# [DATA ROWS]
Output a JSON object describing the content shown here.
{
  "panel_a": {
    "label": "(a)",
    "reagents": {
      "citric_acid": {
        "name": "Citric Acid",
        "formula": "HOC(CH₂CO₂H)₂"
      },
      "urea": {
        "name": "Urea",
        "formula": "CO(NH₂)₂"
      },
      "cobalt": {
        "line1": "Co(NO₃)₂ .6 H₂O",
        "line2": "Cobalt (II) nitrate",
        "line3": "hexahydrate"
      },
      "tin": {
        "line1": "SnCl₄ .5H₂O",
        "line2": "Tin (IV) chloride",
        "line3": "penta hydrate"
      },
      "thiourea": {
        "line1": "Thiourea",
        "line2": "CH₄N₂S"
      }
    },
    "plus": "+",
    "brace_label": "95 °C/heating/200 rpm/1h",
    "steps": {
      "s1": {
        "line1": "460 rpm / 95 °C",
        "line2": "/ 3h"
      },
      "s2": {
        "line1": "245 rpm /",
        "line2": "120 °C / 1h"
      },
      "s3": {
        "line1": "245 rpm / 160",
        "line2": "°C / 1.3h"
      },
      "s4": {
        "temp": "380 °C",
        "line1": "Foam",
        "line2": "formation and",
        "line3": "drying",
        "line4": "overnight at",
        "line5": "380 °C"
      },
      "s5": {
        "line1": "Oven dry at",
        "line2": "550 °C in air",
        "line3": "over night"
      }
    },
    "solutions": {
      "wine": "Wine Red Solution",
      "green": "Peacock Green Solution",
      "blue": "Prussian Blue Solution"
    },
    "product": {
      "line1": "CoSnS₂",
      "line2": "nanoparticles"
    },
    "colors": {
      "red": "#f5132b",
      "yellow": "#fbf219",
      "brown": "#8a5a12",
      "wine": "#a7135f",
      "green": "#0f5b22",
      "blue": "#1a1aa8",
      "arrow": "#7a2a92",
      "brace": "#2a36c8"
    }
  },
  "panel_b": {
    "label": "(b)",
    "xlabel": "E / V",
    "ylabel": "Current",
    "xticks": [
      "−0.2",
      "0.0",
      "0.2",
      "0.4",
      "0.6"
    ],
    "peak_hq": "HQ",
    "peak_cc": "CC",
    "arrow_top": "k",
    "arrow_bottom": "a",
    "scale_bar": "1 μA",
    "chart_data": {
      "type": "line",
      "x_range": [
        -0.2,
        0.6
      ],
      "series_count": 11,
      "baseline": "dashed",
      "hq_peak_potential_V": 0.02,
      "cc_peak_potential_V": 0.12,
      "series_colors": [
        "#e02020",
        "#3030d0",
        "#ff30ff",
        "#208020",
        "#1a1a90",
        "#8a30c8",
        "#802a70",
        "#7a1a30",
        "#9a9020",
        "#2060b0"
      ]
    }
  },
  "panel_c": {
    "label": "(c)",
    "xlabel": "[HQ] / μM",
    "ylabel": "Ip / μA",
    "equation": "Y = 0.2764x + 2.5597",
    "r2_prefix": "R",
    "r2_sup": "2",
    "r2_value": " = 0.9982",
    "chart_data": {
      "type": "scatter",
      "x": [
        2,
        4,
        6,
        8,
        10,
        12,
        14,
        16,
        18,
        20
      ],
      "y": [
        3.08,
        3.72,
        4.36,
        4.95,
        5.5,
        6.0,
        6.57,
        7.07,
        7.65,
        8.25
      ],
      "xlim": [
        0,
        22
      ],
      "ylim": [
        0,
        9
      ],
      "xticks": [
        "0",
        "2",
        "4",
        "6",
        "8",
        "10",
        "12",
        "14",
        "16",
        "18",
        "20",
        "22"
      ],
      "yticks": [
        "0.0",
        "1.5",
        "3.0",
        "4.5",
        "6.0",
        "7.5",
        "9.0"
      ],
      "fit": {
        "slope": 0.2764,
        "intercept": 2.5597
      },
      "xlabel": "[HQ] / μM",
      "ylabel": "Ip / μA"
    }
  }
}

# [OBJECTIVE]
Every entry in the listing must be retyped exactly.

# [SOLVED PROBLEM]
Output a JSON object describing the content shown here.
{
  "panel_a": {
    "label": "(a)",
    "reagents": {
      "citric_acid": {
        "name": "Citric Acid",
        "formula": "HOC(CH₂CO₂H)₂"
      },
      "urea": {
        "name": "Urea",
        "formula": "CO(NH₂)₂"
      },
      "cobalt": {
        "line1": "Co(NO₃)₂ .6 H₂O",
        "line2": "Cobalt (II) nitrate",
        "line3": "hexahydrate"
      },
      "tin": {
        "line1": "SnCl₄ .5H₂O",
        "line2": "Tin (IV) chloride",
        "line3": "penta hydrate"
      },
      "thiourea": {
        "line1": "Thiourea",
        "line2": "CH₄N₂S"
      }
    },
    "plus": "+",
    "brace_label": "95 °C/heating/200 rpm/1h",
    "steps": {
      "s1": {
        "line1": "460 rpm / 95 °C",
        "line2": "/ 3h"
      },
      "s2": {
        "line1": "245 rpm /",
        "line2": "120 °C / 1h"
      },
      "s3": {
        "line1": "245 rpm / 160",
        "line2": "°C / 1.3h"
      },
      "s4": {
        "temp": "380 °C",
        "line1": "Foam",
        "line2": "formation and",
        "line3": "drying",
        "line4": "overnight at",
        "line5": "380 °C"
      },
      "s5": {
        "line1": "Oven dry at",
        "line2": "550 °C in air",
        "line3": "over night"
      }
    },
    "solutions": {
      "wine": "Wine Red Solution",
      "green": "Peacock Green Solution",
      "blue": "Prussian Blue Solution"
    },
    "product": {
      "line1": "CoSnS₂",
      "line2": "nanoparticles"
    },
    "colors": {
      "red": "#f5132b",
      "yellow": "#fbf219",
      "brown": "#8a5a12",
      "wine": "#a7135f",
      "green": "#0f5b22",
      "blue": "#1a1aa8",
      "arrow": "#7a2a92",
      "brace": "#2a36c8"
    }
  },
  "panel_b": {
    "label": "(b)",
    "xlabel": "E / V",
    "ylabel": "Current",
    "xticks": [
      "−0.2",
      "0.0",
      "0.2",
      "0.4",
      "0.6"
    ],
    "peak_hq": "HQ",
    "peak_cc": "CC",
    "arrow_top": "k",
    "arrow_bottom": "a",
    "scale_bar": "1 μA",
    "chart_data": {
      "type": "line",
      "x_range": [
        -0.2,
        0.6
      ],
      "series_count": 11,
      "baseline": "dashed",
      "hq_peak_potential_V": 0.02,
      "cc_peak_potential_V": 0.12,
      "series_colors": [
        "#e02020",
        "#3030d0",
        "#ff30ff",
        "#208020",
        "#1a1a90",
        "#8a30c8",
        "#802a70",
        "#7a1a30",
        "#9a9020",
        "#2060b0"
      ]
    }
  },
  "panel_c": {
    "label": "(c)",
    "xlabel": "[HQ] / μM",
    "ylabel": "Ip / μA",
    "equation": "Y = 0.2764x + 2.5597",
    "r2_prefix": "R",
    "r2_sup": "2",
    "r2_value": " = 0.9982",
    "chart_data": {
      "type": "scatter",
      "x": [
        2,
        4,
        6,
        8,
        10,
        12,
        14,
        16,
        18,
        20
      ],
      "y": [
        3.08,
        3.72,
        4.36,
        4.95,
        5.5,
        6.0,
        6.57,
        7.07,
        7.65,
        8.25
      ],
      "xlim": [
        0,
        22
      ],
      "ylim": [
        0,
        9
      ],
      "xticks": [
        "0",
        "2",
        "4",
        "6",
        "8",
        "10",
        "12",
        "14",
        "16",
        "18",
        "20",
        "22"
      ],
      "yticks": [
        "0.0",
        "1.5",
        "3.0",
        "4.5",
        "6.0",
        "7.5",
        "9.0"
      ],
      "fit": {
        "slope": 0.2764,
        "intercept": 2.5597
      },
      "xlabel": "[HQ] / μM",
      "ylabel": "Ip / μA"
    }
  }
}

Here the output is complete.